Fragmento seleccionado ->

Llegaba a la oficina no muy temprano, como es
ortodoxo en los altos cargos. Solía llegar sonriendo, pues ya en su cabeza
bailaría alguna broma o chascarrillo que acababa contándonoslos a todos. La
oficina, al tener un diseño diáfano, permitía muy bien la comunicación
horizontal y de tú a tú, tal como a él gustaba. Así que su mesa presidencial
estaba junto a las nuestras, con lo que bastaba un tono un poco alto de voz
para el intercambio verbal. Era un tanto excéntrico, como lo son la mayoría de
los genios. Tenía una colección de balas en su escritorio, algún juguete de sus
hijos a los que adoraba, y más tarde inició una colección de aviones en
miniatura de combate, para decorar el entorno. Háganse una idea. Había
asimilado muy bien los cursos esos para directivos, y había seguido al dedillo
aquello de que un jefe debe delegar en sus subordinados para optimizar su
tiempo. Sus subordinados éramos unas siete personas, pero a nosotros siempre
nos llamaba compañeros, por amor fraternal, no por ideas políticas, nada más
lejos. En nosotros confiaba y trataba con el respeto y cuidado que se pone en
un hermano. Intentó personalmente que mi contrato temporal se convirtiese en
indefinido, aunque hubiese tenido que inventar tareas para ello, pero por muy
jefe de departamento que fuese, tampoco pasaba de ser un mando intermedio en la
cadena de una súper empresa, norteamericana, para más INRI. Veía en cada
pequeña labor la posibilidad de emplearla para crear un nuevo puesto de
trabajo. Pero vayan ustedes con esas ideas a algún sitio. Cuando tenía que
tomar decisiones nos consultaba y intentaba que entre todos se tomasen las
pautas de actuación para llevar a cabo el proyecto. Vamos, que escuchaba. Era
sosegado y no incluía en su modus operandi ni las prisa, ni las presiones. Esas
cosas quitan salud. Y ya sabía bien él qué era aquello de estar escaso de tan
preciado bien. Porque no sé si sería la enfermedad la que le transformó, o ya
antes era así. Yo le conocí ya después de que la de la guadaña estuviera a
puntito de echarle el guante. Y quizá fue esa experiencia la que le enseñó qué
es lo importante de la vida y cual es la manera de tratar a tus semejantes. Su
enfermedad era crónica, pero tampoco quiero atribuirle toda su valía personal a
ese hecho. Muchos los hay que pasan por lo mismo y siguen siendo unos perfectos
hijos de puta.

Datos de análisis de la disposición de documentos
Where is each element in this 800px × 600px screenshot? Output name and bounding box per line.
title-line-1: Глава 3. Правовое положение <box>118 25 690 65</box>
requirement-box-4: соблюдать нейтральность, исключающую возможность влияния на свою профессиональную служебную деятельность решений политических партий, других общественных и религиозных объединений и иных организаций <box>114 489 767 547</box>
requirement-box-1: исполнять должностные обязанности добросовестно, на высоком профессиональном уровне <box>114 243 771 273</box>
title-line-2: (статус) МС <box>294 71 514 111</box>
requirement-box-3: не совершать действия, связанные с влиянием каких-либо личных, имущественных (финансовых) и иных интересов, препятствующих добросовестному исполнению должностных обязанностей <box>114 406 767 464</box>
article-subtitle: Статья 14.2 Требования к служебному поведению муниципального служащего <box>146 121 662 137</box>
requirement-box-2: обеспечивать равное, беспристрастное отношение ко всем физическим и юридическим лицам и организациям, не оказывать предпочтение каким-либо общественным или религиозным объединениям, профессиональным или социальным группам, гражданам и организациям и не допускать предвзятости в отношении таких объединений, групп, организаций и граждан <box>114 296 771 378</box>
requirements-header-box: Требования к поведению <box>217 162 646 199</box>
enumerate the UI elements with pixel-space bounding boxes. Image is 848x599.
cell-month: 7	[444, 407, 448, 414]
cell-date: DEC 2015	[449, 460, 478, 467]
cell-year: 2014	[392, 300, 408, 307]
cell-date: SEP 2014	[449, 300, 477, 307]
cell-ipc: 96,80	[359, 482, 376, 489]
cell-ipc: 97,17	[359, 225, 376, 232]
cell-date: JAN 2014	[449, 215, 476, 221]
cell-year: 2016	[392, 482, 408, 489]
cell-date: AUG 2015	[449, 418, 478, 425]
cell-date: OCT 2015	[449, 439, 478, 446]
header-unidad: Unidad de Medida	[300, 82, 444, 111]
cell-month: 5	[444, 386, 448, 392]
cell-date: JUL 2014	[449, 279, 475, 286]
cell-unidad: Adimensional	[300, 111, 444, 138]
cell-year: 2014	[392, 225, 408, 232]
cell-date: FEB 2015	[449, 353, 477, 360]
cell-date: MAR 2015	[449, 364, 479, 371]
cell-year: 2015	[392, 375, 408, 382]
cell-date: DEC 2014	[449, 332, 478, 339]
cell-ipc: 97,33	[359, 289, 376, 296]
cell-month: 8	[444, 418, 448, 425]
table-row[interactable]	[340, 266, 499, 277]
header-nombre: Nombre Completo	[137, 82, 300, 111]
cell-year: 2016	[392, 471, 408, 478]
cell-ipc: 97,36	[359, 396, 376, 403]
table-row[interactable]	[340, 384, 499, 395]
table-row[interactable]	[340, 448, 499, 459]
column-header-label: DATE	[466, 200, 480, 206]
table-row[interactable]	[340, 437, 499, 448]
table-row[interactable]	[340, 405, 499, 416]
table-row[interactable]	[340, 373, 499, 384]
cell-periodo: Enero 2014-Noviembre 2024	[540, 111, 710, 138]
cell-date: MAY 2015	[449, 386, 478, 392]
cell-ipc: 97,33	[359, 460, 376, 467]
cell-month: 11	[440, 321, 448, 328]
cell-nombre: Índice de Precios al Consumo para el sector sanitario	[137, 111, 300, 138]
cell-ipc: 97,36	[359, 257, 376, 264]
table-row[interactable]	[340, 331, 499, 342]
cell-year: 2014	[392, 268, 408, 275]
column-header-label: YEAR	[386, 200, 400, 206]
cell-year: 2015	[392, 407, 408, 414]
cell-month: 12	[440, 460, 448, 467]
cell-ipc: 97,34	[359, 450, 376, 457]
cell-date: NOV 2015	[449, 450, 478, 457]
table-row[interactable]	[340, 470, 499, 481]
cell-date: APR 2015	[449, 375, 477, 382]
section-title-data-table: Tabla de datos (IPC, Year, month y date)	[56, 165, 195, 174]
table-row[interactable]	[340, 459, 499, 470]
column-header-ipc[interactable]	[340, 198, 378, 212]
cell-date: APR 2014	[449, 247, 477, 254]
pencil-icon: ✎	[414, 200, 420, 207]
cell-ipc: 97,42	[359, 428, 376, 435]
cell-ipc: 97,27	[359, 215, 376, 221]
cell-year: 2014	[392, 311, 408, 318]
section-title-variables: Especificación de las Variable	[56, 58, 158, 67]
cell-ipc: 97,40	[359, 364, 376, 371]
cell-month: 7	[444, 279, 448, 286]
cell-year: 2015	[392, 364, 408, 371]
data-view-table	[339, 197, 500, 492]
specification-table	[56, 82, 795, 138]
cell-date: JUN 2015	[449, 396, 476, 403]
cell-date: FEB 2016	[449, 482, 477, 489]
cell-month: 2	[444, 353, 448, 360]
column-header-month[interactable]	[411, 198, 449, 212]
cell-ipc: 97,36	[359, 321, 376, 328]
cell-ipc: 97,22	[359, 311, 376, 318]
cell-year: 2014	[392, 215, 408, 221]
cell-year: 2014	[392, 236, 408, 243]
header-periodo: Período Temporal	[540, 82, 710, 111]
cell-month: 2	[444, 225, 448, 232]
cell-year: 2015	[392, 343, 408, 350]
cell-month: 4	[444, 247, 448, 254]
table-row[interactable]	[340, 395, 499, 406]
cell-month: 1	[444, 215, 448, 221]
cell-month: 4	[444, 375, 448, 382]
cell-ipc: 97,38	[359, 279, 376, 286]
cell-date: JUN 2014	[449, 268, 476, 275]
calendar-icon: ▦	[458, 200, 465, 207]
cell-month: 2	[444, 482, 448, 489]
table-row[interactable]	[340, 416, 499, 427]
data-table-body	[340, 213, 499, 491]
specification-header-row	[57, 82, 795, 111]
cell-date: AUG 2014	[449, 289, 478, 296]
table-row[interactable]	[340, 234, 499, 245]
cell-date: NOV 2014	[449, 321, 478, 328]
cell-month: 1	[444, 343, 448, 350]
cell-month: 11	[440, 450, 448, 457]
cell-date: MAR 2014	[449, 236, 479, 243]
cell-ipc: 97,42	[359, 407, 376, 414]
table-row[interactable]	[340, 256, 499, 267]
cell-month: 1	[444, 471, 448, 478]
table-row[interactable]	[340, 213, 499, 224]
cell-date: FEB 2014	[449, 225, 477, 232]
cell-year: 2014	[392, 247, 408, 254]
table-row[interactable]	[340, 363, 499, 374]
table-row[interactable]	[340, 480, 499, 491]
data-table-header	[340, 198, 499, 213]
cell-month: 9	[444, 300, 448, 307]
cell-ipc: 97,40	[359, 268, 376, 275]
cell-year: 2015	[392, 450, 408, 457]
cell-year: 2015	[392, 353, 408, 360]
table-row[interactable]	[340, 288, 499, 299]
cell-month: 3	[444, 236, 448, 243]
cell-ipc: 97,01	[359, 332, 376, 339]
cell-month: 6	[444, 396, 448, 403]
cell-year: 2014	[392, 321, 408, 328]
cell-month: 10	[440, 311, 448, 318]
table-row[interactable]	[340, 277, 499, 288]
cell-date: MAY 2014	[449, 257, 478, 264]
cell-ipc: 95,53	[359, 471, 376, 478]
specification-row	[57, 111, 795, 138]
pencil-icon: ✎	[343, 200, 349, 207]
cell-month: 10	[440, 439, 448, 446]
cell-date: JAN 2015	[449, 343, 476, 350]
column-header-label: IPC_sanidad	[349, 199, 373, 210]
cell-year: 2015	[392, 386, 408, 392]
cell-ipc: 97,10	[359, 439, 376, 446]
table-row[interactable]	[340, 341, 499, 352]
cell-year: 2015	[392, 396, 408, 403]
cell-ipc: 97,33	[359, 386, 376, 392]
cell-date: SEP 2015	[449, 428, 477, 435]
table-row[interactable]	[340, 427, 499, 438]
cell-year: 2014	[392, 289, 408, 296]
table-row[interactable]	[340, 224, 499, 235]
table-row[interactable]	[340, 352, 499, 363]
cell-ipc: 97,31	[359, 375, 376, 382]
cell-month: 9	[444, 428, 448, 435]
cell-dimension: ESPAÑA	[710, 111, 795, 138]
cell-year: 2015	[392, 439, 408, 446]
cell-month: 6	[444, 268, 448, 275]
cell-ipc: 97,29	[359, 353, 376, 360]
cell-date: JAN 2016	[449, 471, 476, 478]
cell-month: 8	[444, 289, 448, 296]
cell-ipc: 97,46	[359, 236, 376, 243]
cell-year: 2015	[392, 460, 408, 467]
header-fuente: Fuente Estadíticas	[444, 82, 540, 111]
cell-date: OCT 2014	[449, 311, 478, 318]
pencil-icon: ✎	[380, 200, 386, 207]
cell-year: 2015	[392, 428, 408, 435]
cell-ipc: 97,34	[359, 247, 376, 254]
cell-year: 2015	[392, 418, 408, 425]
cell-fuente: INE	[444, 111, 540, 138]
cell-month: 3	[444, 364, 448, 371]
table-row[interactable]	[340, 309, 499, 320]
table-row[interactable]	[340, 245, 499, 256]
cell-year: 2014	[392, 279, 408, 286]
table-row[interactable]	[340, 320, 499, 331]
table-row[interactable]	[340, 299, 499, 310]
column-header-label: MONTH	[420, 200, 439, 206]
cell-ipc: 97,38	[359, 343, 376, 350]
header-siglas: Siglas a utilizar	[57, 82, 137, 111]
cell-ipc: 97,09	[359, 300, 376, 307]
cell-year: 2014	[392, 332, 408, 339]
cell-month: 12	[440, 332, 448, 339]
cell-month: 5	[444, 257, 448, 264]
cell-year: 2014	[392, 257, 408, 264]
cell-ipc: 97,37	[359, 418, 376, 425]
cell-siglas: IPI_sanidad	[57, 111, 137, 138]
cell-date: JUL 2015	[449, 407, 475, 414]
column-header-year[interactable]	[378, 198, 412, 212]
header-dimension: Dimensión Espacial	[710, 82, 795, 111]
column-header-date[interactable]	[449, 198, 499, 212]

Enunciado ->
Indique si cada afirmación concuerda con el fragmento sobre el jefe de departamento, respondiendo sí o no y citando literalmente las palabras del texto que lo deciden: (a) La mesa del jefe estaba apartada de las de sus subordinados. (b) El jefe tenía a su cargo unas siete personas. (c) El jefe llegaba a la oficina muy temprano. Las filas no intervienen en este ejercicio.

Respuesta ->
(a) No: «su mesa presidencial estaba junto a las nuestras».
(b) Sí: «Sus subordinados éramos unas siete personas».
(c) No: «Llegaba a la oficina no muy temprano».